Copy out every line that contains "small".
──────────────────────────────
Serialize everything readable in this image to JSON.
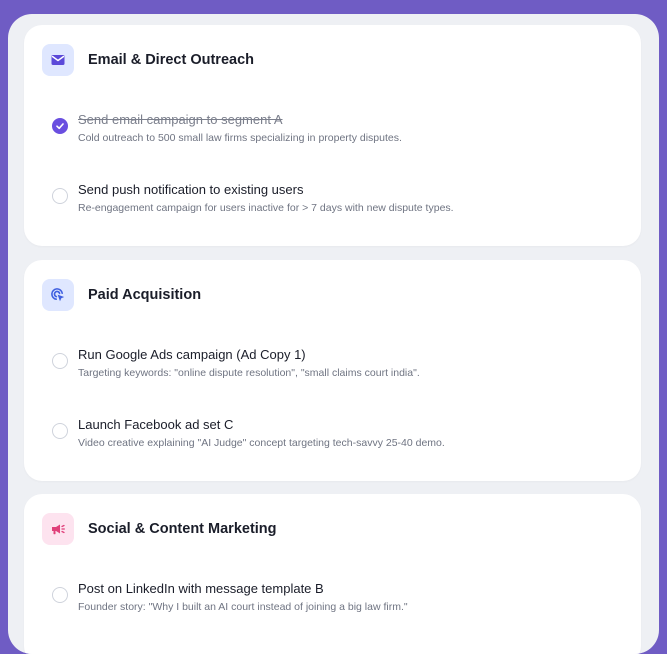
{
  "sections": [
    {
      "title": "Email & Direct Outreach",
      "icon": "envelope-icon",
      "tasks": [
        {
          "title": "Send email campaign to segment A",
          "desc": "Cold outreach to 500 small law firms specializing in property disputes.",
          "done": true
        },
        {
          "title": "Send push notification to existing users",
          "desc": "Re-engagement campaign for users inactive for > 7 days with new dispute types.",
          "done": false
        }
      ]
    },
    {
      "title": "Paid Acquisition",
      "icon": "cursor-click-icon",
      "tasks": [
        {
          "title": "Run Google Ads campaign (Ad Copy 1)",
          "desc": "Targeting keywords: \"online dispute resolution\", \"small claims court india\".",
          "done": false
        },
        {
          "title": "Launch Facebook ad set C",
          "desc": "Video creative explaining \"AI Judge\" concept targeting tech-savvy 25-40 demo.",
          "done": false
        }
      ]
    },
    {
      "title": "Social & Content Marketing",
      "icon": "megaphone-icon",
      "tasks": [
        {
          "title": "Post on LinkedIn with message template B",
          "desc": "Founder story: \"Why I built an AI court instead of joining a big law firm.\"",
          "done": false
        }
      ]
    }
  ],
  "colors": {
    "accent": "#6a4fe0",
    "background": "#6f5cc4",
    "panel": "#eef0f4",
    "social_icon": "#e0407a"
  }
}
──────────────────────────────
## RESULT BELOW
          "desc": "Cold outreach to 500 small law firms specializing in property disputes.",
          "desc": "Targeting keywords: \"online dispute resolution\", \"small claims court india\".",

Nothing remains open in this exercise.